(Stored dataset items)
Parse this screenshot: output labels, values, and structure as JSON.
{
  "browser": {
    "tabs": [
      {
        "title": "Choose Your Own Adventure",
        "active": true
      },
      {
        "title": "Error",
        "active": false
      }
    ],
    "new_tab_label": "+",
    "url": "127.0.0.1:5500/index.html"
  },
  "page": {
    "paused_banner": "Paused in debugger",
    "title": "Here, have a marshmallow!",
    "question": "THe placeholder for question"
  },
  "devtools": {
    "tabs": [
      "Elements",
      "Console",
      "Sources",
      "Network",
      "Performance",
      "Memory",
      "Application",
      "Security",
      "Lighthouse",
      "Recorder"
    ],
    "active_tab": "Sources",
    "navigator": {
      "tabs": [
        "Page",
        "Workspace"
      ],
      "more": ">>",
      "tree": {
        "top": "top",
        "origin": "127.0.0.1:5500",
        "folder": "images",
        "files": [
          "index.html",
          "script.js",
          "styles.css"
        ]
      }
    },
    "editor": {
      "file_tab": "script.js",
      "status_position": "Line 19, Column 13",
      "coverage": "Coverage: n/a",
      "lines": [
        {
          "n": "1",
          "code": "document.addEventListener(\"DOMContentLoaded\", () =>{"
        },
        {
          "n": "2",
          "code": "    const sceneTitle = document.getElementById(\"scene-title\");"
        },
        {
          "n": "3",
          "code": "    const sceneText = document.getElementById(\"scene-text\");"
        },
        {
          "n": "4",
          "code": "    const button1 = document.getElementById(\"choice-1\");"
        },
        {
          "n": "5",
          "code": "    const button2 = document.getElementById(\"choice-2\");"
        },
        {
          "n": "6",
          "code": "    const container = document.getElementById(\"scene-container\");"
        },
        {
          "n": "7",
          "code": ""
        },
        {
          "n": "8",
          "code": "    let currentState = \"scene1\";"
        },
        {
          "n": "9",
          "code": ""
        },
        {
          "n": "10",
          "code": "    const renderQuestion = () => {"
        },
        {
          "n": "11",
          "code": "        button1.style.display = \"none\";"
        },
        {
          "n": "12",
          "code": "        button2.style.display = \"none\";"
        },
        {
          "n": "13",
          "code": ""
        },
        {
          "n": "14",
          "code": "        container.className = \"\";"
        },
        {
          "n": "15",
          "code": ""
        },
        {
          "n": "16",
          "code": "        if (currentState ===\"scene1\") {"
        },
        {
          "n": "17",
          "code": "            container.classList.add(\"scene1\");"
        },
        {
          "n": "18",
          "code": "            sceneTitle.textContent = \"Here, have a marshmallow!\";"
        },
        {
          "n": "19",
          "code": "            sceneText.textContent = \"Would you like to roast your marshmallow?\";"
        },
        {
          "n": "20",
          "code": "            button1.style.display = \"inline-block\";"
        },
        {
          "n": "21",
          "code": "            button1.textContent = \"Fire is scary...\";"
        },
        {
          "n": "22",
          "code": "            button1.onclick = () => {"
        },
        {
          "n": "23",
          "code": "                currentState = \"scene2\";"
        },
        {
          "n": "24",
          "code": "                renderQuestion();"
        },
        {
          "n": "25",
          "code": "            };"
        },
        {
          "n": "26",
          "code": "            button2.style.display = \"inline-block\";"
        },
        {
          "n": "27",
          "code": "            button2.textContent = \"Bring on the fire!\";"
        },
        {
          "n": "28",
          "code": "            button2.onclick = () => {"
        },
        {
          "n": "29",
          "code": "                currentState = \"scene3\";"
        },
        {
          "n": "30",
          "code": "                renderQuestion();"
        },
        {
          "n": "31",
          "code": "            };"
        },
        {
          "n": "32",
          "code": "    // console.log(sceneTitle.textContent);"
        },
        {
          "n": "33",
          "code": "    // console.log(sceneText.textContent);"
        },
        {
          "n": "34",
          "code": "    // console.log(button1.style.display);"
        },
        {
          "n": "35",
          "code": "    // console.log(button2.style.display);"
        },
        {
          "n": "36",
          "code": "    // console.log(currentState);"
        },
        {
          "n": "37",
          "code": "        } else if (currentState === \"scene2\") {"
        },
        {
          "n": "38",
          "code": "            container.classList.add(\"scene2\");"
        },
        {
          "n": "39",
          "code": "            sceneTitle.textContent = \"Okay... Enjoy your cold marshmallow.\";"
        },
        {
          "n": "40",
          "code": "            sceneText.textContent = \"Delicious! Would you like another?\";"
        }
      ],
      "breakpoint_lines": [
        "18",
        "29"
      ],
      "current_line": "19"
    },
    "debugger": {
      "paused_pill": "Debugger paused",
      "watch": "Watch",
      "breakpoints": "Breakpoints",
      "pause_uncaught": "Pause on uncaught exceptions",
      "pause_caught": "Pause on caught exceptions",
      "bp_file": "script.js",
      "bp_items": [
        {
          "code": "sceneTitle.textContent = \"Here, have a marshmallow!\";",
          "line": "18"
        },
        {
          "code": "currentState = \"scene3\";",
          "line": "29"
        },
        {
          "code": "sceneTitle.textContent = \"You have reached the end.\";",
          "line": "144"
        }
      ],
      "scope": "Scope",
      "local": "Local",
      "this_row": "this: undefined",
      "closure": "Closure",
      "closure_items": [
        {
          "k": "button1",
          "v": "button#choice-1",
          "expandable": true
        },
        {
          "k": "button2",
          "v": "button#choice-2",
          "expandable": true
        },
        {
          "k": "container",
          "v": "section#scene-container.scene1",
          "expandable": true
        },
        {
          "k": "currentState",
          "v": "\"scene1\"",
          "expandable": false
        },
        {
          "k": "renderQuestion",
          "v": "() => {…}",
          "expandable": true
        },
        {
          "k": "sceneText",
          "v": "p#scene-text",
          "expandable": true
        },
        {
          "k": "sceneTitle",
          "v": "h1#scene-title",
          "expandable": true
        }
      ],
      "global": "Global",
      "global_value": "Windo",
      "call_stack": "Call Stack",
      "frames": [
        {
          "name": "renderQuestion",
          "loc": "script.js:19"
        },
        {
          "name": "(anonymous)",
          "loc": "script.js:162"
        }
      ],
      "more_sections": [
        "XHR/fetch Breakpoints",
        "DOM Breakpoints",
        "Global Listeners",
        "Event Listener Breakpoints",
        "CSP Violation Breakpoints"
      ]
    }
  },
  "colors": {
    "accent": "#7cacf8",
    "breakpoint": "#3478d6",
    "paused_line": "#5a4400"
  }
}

Your goal: Every entry in the listing must be retyped exactly.

Response to the task:
Parse this screenshot: output labels, values, and structure as JSON.
{
  "browser": {
    "tabs": [
      {
        "title": "Choose Your Own Adventure",
        "active": true
      },
      {
        "title": "Error",
        "active": false
      }
    ],
    "new_tab_label": "+",
    "url": "127.0.0.1:5500/index.html"
  },
  "page": {
    "paused_banner": "Paused in debugger",
    "title": "Here, have a marshmallow!",
    "question": "THe placeholder for question"
  },
  "devtools": {
    "tabs": [
      "Elements",
      "Console",
      "Sources",
      "Network",
      "Performance",
      "Memory",
      "Application",
      "Security",
      "Lighthouse",
      "Recorder"
    ],
    "active_tab": "Sources",
    "navigator": {
      "tabs": [
        "Page",
        "Workspace"
      ],
      "more": ">>",
      "tree": {
        "top": "top",
        "origin": "127.0.0.1:5500",
        "folder": "images",
        "files": [
          "index.html",
          "script.js",
          "styles.css"
        ]
      }
    },
    "editor": {
      "file_tab": "script.js",
      "status_position": "Line 19, Column 13",
      "coverage": "Coverage: n/a",
      "lines": [
        {
          "n": "1",
          "code": "document.addEventListener(\"DOMContentLoaded\", () =>{"
        },
        {
          "n": "2",
          "code": "    const sceneTitle = document.getElementById(\"scene-title\");"
        },
        {
          "n": "3",
          "code": "    const sceneText = document.getElementById(\"scene-text\");"
        },
        {
          "n": "4",
          "code": "    const button1 = document.getElementById(\"choice-1\");"
        },
        {
          "n": "5",
          "code": "    const button2 = document.getElementById(\"choice-2\");"
        },
        {
          "n": "6",
          "code": "    const container = document.getElementById(\"scene-container\");"
        },
        {
          "n": "7",
          "code": ""
        },
        {
          "n": "8",
          "code": "    let currentState = \"scene1\";"
        },
        {
          "n": "9",
          "code": ""
        },
        {
          "n": "10",
          "code": "    const renderQuestion = () => {"
        },
        {
          "n": "11",
          "code": "        button1.style.display = \"none\";"
        },
        {
          "n": "12",
          "code": "        button2.style.display = \"none\";"
        },
        {
          "n": "13",
          "code": ""
        },
        {
          "n": "14",
          "code": "        container.className = \"\";"
        },
        {
          "n": "15",
          "code": ""
        },
        {
          "n": "16",
          "code": "        if (currentState ===\"scene1\") {"
        },
        {
          "n": "17",
          "code": "            container.classList.add(\"scene1\");"
        },
        {
          "n": "18",
          "code": "            sceneTitle.textContent = \"Here, have a marshmallow!\";"
        },
        {
          "n": "19",
          "code": "            sceneText.textContent = \"Would you like to roast your marshmallow?\";"
        },
        {
          "n": "20",
          "code": "            button1.style.display = \"inline-block\";"
        },
        {
          "n": "21",
          "code": "            button1.textContent = \"Fire is scary...\";"
        },
        {
          "n": "22",
          "code": "            button1.onclick = () => {"
        },
        {
          "n": "23",
          "code": "                currentState = \"scene2\";"
        },
        {
          "n": "24",
          "code": "                renderQuestion();"
        },
        {
          "n": "25",
          "code": "            };"
        },
        {
          "n": "26",
          "code": "            button2.style.display = \"inline-block\";"
        },
        {
          "n": "27",
          "code": "            button2.textContent = \"Bring on the fire!\";"
        },
        {
          "n": "28",
          "code": "            button2.onclick = () => {"
        },
        {
          "n": "29",
          "code": "                currentState = \"scene3\";"
        },
        {
          "n": "30",
          "code": "                renderQuestion();"
        },
        {
          "n": "31",
          "code": "            };"
        },
        {
          "n": "32",
          "code": "    // console.log(sceneTitle.textContent);"
        },
        {
          "n": "33",
          "code": "    // console.log(sceneText.textContent);"
        },
        {
          "n": "34",
          "code": "    // console.log(button1.style.display);"
        },
        {
          "n": "35",
          "code": "    // console.log(button2.style.display);"
        },
        {
          "n": "36",
          "code": "    // console.log(currentState);"
        },
        {
          "n": "37",
          "code": "        } else if (currentState === \"scene2\") {"
        },
        {
          "n": "38",
          "code": "            container.classList.add(\"scene2\");"
        },
        {
          "n": "39",
          "code": "            sceneTitle.textContent = \"Okay... Enjoy your cold marshmallow.\";"
        },
        {
          "n": "40",
          "code": "            sceneText.textContent = \"Delicious! Would you like another?\";"
        }
      ],
      "breakpoint_lines": [
        "18",
        "29"
      ],
      "current_line": "19"
    },
    "debugger": {
      "paused_pill": "Debugger paused",
      "watch": "Watch",
      "breakpoints": "Breakpoints",
      "pause_uncaught": "Pause on uncaught exceptions",
      "pause_caught": "Pause on caught exceptions",
      "bp_file": "script.js",
      "bp_items": [
        {
          "code": "sceneTitle.textContent = \"Here, have a marshmallow!\";",
          "line": "18"
        },
        {
          "code": "currentState = \"scene3\";",
          "line": "29"
        },
        {
          "code": "sceneTitle.textContent = \"You have reached the end.\";",
          "line": "144"
        }
      ],
      "scope": "Scope",
      "local": "Local",
      "this_row": "this: undefined",
      "closure": "Closure",
      "closure_items": [
        {
          "k": "button1",
          "v": "button#choice-1",
          "expandable": true
        },
        {
          "k": "button2",
          "v": "button#choice-2",
          "expandable": true
        },
        {
          "k": "container",
          "v": "section#scene-container.scene1",
          "expandable": true
        },
        {
          "k": "currentState",
          "v": "\"scene1\"",
          "expandable": false
        },
        {
          "k": "renderQuestion",
          "v": "() => {…}",
          "expandable": true
        },
        {
          "k": "sceneText",
          "v": "p#scene-text",
          "expandable": true
        },
        {
          "k": "sceneTitle",
          "v": "h1#scene-title",
          "expandable": true
        }
      ],
      "global": "Global",
      "global_value": "Windo",
      "call_stack": "Call Stack",
      "frames": [
        {
          "name": "renderQuestion",
          "loc": "script.js:19"
        },
        {
          "name": "(anonymous)",
          "loc": "script.js:162"
        }
      ],
      "more_sections": [
        "XHR/fetch Breakpoints",
        "DOM Breakpoints",
        "Global Listeners",
        "Event Listener Breakpoints",
        "CSP Violation Breakpoints"
      ]
    }
  },
  "colors": {
    "accent": "#7cacf8",
    "breakpoint": "#3478d6",
    "paused_line": "#5a4400"
  }
}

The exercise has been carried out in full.